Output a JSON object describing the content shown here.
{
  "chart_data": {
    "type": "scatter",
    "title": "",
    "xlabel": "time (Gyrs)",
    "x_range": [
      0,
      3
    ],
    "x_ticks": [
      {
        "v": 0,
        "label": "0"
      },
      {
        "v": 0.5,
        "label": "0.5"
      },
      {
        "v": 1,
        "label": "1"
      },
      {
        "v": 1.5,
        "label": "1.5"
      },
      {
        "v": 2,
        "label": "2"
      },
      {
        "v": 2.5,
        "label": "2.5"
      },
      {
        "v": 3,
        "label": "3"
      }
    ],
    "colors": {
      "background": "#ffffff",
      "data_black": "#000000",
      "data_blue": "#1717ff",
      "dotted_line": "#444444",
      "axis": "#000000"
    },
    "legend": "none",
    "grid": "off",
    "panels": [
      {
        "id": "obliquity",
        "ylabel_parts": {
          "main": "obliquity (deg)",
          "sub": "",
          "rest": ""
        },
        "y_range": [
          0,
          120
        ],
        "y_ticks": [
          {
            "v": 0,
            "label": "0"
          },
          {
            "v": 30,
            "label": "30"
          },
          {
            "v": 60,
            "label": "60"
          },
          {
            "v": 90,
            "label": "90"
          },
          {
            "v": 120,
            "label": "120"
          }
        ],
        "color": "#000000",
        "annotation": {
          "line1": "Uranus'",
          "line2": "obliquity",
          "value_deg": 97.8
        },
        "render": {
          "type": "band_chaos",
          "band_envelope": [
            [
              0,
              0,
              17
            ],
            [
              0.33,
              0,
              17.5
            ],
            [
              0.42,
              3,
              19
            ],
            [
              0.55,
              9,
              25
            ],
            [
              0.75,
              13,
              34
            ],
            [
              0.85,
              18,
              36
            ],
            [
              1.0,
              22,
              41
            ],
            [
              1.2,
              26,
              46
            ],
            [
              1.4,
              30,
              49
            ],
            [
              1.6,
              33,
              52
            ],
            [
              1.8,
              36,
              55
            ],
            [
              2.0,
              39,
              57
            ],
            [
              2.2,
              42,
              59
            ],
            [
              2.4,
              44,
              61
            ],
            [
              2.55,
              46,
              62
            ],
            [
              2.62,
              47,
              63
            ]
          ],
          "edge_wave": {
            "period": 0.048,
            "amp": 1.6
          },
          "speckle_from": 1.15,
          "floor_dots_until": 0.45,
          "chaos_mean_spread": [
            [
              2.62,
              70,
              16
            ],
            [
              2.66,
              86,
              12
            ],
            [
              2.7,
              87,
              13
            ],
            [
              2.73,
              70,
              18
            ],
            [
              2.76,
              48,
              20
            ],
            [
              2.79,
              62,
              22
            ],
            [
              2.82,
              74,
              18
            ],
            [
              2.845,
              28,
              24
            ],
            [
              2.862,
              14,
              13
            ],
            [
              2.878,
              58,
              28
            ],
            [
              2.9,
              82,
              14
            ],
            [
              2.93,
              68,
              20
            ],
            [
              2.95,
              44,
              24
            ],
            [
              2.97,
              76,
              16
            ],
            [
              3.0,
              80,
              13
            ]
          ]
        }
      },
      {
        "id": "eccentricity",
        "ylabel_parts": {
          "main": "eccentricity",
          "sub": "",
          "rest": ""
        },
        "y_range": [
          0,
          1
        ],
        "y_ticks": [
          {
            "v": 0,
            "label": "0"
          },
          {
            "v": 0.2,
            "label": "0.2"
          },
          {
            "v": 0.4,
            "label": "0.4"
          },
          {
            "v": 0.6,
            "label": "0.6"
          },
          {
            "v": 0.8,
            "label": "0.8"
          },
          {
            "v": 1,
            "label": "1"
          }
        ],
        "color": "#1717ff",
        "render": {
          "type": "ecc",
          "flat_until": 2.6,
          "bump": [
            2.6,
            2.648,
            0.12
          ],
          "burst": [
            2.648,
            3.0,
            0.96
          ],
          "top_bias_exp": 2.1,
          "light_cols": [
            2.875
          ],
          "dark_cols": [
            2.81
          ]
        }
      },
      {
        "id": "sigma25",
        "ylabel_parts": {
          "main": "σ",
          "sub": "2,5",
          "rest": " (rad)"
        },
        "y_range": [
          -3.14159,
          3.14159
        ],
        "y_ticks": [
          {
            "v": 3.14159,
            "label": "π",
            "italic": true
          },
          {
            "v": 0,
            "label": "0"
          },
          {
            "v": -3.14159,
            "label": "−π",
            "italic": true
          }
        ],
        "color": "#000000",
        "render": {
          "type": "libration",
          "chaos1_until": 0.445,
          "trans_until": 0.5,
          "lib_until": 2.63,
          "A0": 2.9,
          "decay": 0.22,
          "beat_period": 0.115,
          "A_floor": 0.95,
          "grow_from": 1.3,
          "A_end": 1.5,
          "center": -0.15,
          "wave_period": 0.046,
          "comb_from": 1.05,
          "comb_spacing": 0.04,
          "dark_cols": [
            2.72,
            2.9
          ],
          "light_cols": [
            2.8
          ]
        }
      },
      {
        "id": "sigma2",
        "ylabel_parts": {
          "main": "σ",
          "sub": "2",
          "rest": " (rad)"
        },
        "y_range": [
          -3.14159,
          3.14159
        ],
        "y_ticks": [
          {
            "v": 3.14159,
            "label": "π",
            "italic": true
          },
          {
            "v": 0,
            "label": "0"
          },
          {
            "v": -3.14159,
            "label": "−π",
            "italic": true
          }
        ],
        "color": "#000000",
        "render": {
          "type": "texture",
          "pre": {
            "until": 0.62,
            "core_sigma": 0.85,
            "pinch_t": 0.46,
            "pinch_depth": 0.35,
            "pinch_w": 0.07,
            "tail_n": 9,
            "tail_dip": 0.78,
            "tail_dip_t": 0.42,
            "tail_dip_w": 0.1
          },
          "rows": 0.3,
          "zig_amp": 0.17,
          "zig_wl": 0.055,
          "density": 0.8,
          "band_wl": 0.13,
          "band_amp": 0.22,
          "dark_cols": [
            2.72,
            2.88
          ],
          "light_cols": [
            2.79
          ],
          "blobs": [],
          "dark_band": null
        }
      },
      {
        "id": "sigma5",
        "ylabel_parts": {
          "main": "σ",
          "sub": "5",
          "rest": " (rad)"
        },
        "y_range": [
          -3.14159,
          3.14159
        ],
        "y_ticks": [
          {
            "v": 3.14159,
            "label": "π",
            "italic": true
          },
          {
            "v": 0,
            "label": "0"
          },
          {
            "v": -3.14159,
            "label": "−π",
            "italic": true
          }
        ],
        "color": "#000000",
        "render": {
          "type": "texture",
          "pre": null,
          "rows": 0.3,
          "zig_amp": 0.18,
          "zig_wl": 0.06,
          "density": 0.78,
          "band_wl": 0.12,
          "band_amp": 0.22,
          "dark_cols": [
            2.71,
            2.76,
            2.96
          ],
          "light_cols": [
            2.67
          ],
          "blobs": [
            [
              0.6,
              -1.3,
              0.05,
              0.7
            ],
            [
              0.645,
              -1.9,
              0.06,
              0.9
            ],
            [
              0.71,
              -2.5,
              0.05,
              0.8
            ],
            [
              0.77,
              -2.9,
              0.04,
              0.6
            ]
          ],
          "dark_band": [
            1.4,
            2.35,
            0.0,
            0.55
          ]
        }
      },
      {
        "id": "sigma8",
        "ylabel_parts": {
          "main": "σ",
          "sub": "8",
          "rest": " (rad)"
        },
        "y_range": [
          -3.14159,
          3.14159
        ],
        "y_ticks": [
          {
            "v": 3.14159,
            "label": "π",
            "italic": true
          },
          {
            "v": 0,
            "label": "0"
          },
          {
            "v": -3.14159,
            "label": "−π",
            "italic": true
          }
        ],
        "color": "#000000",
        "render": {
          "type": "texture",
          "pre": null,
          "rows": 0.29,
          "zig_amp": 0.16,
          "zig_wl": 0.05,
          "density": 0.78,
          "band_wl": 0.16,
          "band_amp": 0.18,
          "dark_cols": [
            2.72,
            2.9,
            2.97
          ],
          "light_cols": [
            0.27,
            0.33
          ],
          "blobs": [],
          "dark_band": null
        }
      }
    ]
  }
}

# # #

From the listing above, return each line with the word "eccentricity".

- **Output**:
        "id": "eccentricity",
          "main": "eccentricity",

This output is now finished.